> [Stated task a]:
Repeat the following lines of the listing exactly, starting with the line that contains "svg-text:Jul: Jul: [340, 564, 357, 579]" and going on through the line that contains "svg-text:Jul: Jul: [928, 564, 945, 579]".

> [Passage given]:
▬▬▬▬▬▬
HieraChain continuously monitors system health across 4 risk domains (Consensus, Security, Performance, Storage). When thresholds are breached, AlertManager creates alerts, suppresses duplicates via cooldown, notifies via Email/Webhook, and auto-escalates unacknowledged alerts after a configurable timeout.
Flow Diagram
sequenceDiagram
autonumber
participant PM as 📊 PerformanceMonitor
participant RA as 🔍 RiskAnalyzer
participant AM as 🚨 AlertManager
participant AD as 📈 AnomalyDetector
participant NTF as 📧 Email / Webhook Notifier
PM->>RA: perform_comprehensive_analysis(system_data)
par Consensus risks
RA->>RA: analyze_consensus_risks()<br/>Check: node_count >= 3f+1, leader_timeout, msg_verify_rate
and Security risks
RA->>RA: analyze_security_risks()<br/>Check: cert_expiry, failed_auth, encryption_strength
and Performance risks
RA->>RA: analyze_performance_risks()<br/>Check: CPU%, memory%, event_pool_size
and Storage risks
RA->>RA: analyze_storage_risks()<br/>Check: world_state_size, backup_age
end
RA->>RA: Update active_risks + risk_history
RA-->>PM: all_risks { consensus, security, performance, storage }
PM->>AM: check_metric(metric_name, value, source)
AM->>AD: add_data_point(metric_name, value)
AM->>AM: _evaluate_rule_condition(rule, value)
AM->>AM: _is_in_cooldown(rule)
alt Threshold breached AND not in cooldown
AM->>AM: _create_alert(rule, value, source)
▬▬▬▬▬▬
> [Data for this exercise]:
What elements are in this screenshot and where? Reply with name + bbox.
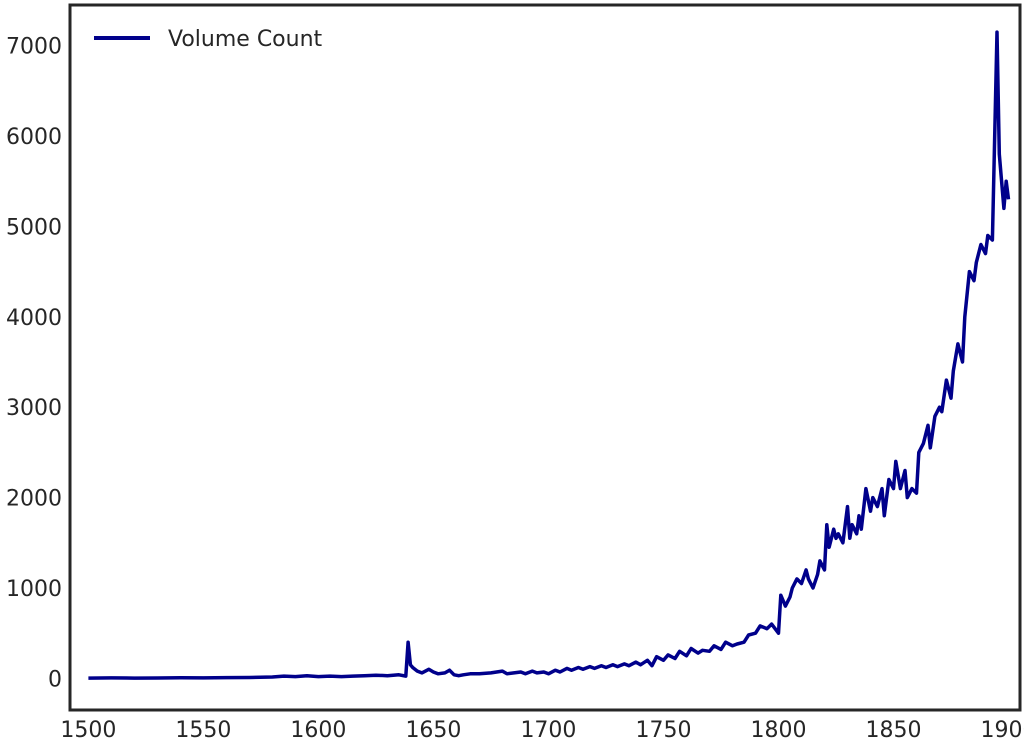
y-tick-label: 3000: [6, 396, 62, 421]
y-axis-ticks: 0 1000 2000 3000 4000 5000 6000 7000: [6, 35, 62, 693]
plot-frame: [68, 3, 1022, 712]
y-tick-label: 2000: [6, 487, 62, 512]
y-tick-label: 6000: [6, 125, 62, 150]
x-tick-label: 1900: [980, 718, 1024, 742]
x-tick-label: 1600: [290, 718, 346, 742]
x-tick-label: 1700: [520, 718, 576, 742]
y-tick-label: 7000: [6, 35, 62, 60]
legend-label-volume-count: Volume Count: [168, 27, 323, 52]
x-tick-label: 1650: [405, 718, 461, 742]
y-tick-label: 0: [48, 667, 62, 692]
x-tick-label: 1850: [865, 718, 921, 742]
x-tick-label: 1500: [60, 718, 116, 742]
x-tick-label: 1550: [175, 718, 231, 742]
y-tick-label: 1000: [6, 577, 62, 602]
series-group: [88, 30, 1011, 680]
x-axis-ticks: 1500 1550 1600 1650 1700 1750 1800 1850 1900: [60, 718, 1024, 742]
x-tick-label: 1750: [635, 718, 691, 742]
y-tick-label: 5000: [6, 215, 62, 240]
legend: Volume Count: [94, 27, 323, 52]
y-tick-label: 4000: [6, 306, 62, 331]
series-line-volume-count: [88, 30, 1011, 680]
x-tick-label: 1800: [750, 718, 806, 742]
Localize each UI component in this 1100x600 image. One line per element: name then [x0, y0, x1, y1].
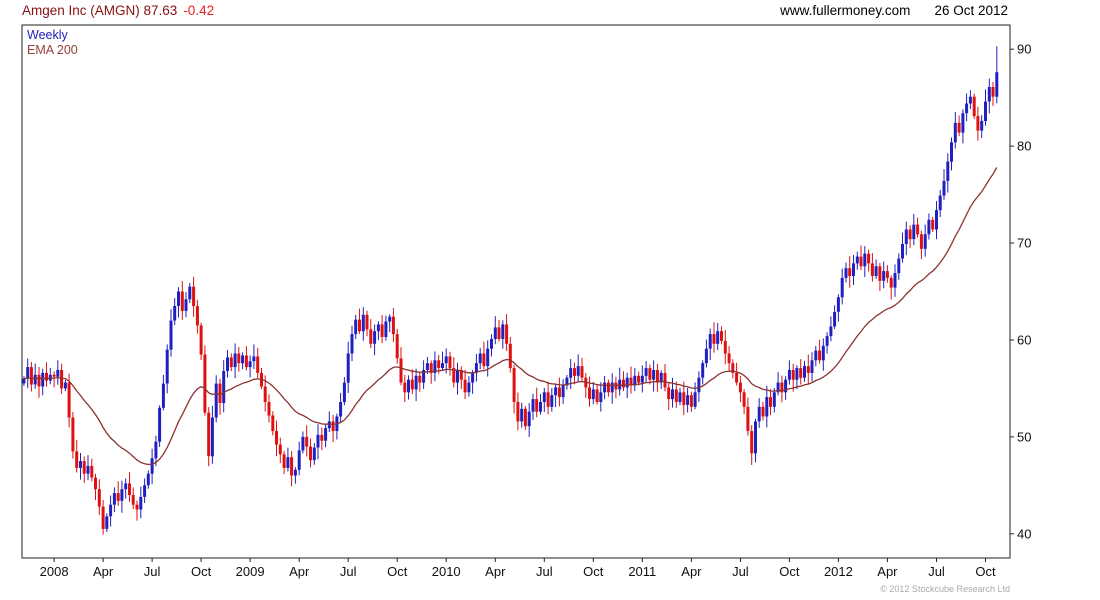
svg-text:Jul: Jul: [340, 564, 357, 579]
chart-header-left: Amgen Inc (AMGN) 87.63 -0.42: [22, 3, 214, 18]
svg-text:Apr: Apr: [681, 564, 702, 579]
svg-text:2009: 2009: [236, 564, 265, 579]
website-link[interactable]: www.fullermoney.com: [780, 3, 911, 18]
instrument-title: Amgen Inc (AMGN) 87.63: [22, 3, 178, 18]
svg-text:Oct: Oct: [975, 564, 996, 579]
svg-text:40: 40: [1017, 526, 1031, 541]
svg-text:Oct: Oct: [387, 564, 408, 579]
chart-legend: Weekly EMA 200: [27, 28, 78, 58]
svg-text:2008: 2008: [40, 564, 69, 579]
price-change: -0.42: [183, 3, 215, 18]
chart-date: 26 Oct 2012: [934, 3, 1008, 18]
svg-text:Jul: Jul: [144, 564, 161, 579]
svg-text:2011: 2011: [628, 564, 656, 579]
ema-label: EMA 200: [27, 43, 78, 57]
svg-text:Oct: Oct: [191, 564, 212, 579]
svg-text:60: 60: [1017, 333, 1031, 348]
svg-text:80: 80: [1017, 139, 1031, 154]
svg-text:90: 90: [1017, 42, 1031, 57]
svg-text:Jul: Jul: [928, 564, 945, 579]
svg-text:Apr: Apr: [877, 564, 898, 579]
x-axis: 2008 Apr Jul Oct 2009 Apr Jul Oct 2010 Apr Jul Oct 2…: [40, 558, 996, 579]
svg-text:2010: 2010: [432, 564, 461, 579]
chart-header-right: www.fullermoney.com 26 Oct 2012: [780, 3, 1008, 18]
timeframe-label: Weekly: [27, 28, 68, 42]
copyright-notice: © 2012 Stockcube Research Ltd: [880, 584, 1010, 594]
svg-text:Apr: Apr: [289, 564, 310, 579]
plot-border: [21, 24, 1011, 559]
svg-text:Jul: Jul: [536, 564, 553, 579]
ema-line: [23, 167, 998, 466]
svg-text:Apr: Apr: [93, 564, 114, 579]
candlesticks: [22, 46, 999, 535]
svg-text:2012: 2012: [824, 564, 853, 579]
svg-text:Jul: Jul: [732, 564, 749, 579]
svg-text:Oct: Oct: [583, 564, 604, 579]
svg-text:Apr: Apr: [485, 564, 506, 579]
svg-text:Oct: Oct: [779, 564, 800, 579]
svg-text:70: 70: [1017, 236, 1031, 251]
svg-text:50: 50: [1017, 429, 1031, 444]
y-axis: 40 50 60 70 80 90: [1010, 42, 1031, 541]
▬▬▬▬▬▬
> [Stated task b]:
From the alert flow description, reproduce the part starting with "AM->>AM: _evaluate_rule_condition(rule, value)" and going on through "AM->>AM: _create_alert(rule, value, source)", switching "Threshold breached" to "Limit exceeded".

> [Written solution a]:
svg-text:Jul: Jul: [340, 564, 357, 579]
chart-header-left: Amgen Inc (AMGN) 87.63 -0.42: [22, 3, 214, 18]
svg-text:Apr: Apr: [681, 564, 702, 579]
svg-text:2009: 2009: [236, 564, 265, 579]
website-link[interactable]: www.fullermoney.com: [780, 3, 911, 18]
instrument-title: Amgen Inc (AMGN) 87.63: [22, 3, 178, 18]
svg-text:Oct: Oct: [975, 564, 996, 579]
svg-text:40: 40: [1017, 526, 1031, 541]
svg-text:Oct: Oct: [387, 564, 408, 579]
chart-legend: Weekly EMA 200: [27, 28, 78, 58]
svg-text:2008: 2008: [40, 564, 69, 579]
price-change: -0.42: [183, 3, 215, 18]
chart-date: 26 Oct 2012: [934, 3, 1008, 18]
svg-text:Jul: Jul: [144, 564, 161, 579]
svg-text:2011: 2011: [628, 564, 656, 579]
ema-label: EMA 200: [27, 43, 78, 57]
svg-text:Oct: Oct: [191, 564, 212, 579]
svg-text:60: 60: [1017, 333, 1031, 348]
svg-text:80: 80: [1017, 139, 1031, 154]
svg-text:90: 90: [1017, 42, 1031, 57]
svg-text:Jul: Jul: [928, 564, 945, 579]

> [Written solution b]:
AM->>AM: _evaluate_rule_condition(rule, value)
AM->>AM: _is_in_cooldown(rule)
alt Limit exceeded AND not in cooldown
AM->>AM: _create_alert(rule, value, source)